**Task goal:**
All of the material below is to be retyped exactly.

───── Source material ─────

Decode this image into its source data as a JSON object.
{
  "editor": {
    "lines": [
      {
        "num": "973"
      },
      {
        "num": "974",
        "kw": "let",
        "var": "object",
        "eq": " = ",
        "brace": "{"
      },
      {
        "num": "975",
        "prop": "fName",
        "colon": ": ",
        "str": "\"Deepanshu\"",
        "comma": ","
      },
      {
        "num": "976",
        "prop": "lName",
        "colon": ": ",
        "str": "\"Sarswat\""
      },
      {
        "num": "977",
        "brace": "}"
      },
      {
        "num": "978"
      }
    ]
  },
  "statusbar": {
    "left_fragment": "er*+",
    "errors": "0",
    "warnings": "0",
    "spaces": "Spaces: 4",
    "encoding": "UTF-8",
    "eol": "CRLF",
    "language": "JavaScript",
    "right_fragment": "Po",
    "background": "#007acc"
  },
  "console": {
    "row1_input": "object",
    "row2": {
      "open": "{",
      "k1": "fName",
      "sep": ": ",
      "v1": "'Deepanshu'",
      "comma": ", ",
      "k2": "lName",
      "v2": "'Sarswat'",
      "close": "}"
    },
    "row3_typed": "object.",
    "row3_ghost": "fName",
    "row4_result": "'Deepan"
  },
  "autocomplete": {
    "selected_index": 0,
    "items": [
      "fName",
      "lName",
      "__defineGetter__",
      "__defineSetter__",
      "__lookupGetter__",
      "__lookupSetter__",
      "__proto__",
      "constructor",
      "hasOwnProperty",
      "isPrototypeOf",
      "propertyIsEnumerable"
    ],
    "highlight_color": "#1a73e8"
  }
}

─────

**In response:**
Decode this image into its source data as a JSON object.
{
  "editor": {
    "lines": [
      {
        "num": "973"
      },
      {
        "num": "974",
        "kw": "let",
        "var": "object",
        "eq": " = ",
        "brace": "{"
      },
      {
        "num": "975",
        "prop": "fName",
        "colon": ": ",
        "str": "\"Deepanshu\"",
        "comma": ","
      },
      {
        "num": "976",
        "prop": "lName",
        "colon": ": ",
        "str": "\"Sarswat\""
      },
      {
        "num": "977",
        "brace": "}"
      },
      {
        "num": "978"
      }
    ]
  },
  "statusbar": {
    "left_fragment": "er*+",
    "errors": "0",
    "warnings": "0",
    "spaces": "Spaces: 4",
    "encoding": "UTF-8",
    "eol": "CRLF",
    "language": "JavaScript",
    "right_fragment": "Po",
    "background": "#007acc"
  },
  "console": {
    "row1_input": "object",
    "row2": {
      "open": "{",
      "k1": "fName",
      "sep": ": ",
      "v1": "'Deepanshu'",
      "comma": ", ",
      "k2": "lName",
      "v2": "'Sarswat'",
      "close": "}"
    },
    "row3_typed": "object.",
    "row3_ghost": "fName",
    "row4_result": "'Deepan"
  },
  "autocomplete": {
    "selected_index": 0,
    "items": [
      "fName",
      "lName",
      "__defineGetter__",
      "__defineSetter__",
      "__lookupGetter__",
      "__lookupSetter__",
      "__proto__",
      "constructor",
      "hasOwnProperty",
      "isPrototypeOf",
      "propertyIsEnumerable"
    ],
    "highlight_color": "#1a73e8"
  }
}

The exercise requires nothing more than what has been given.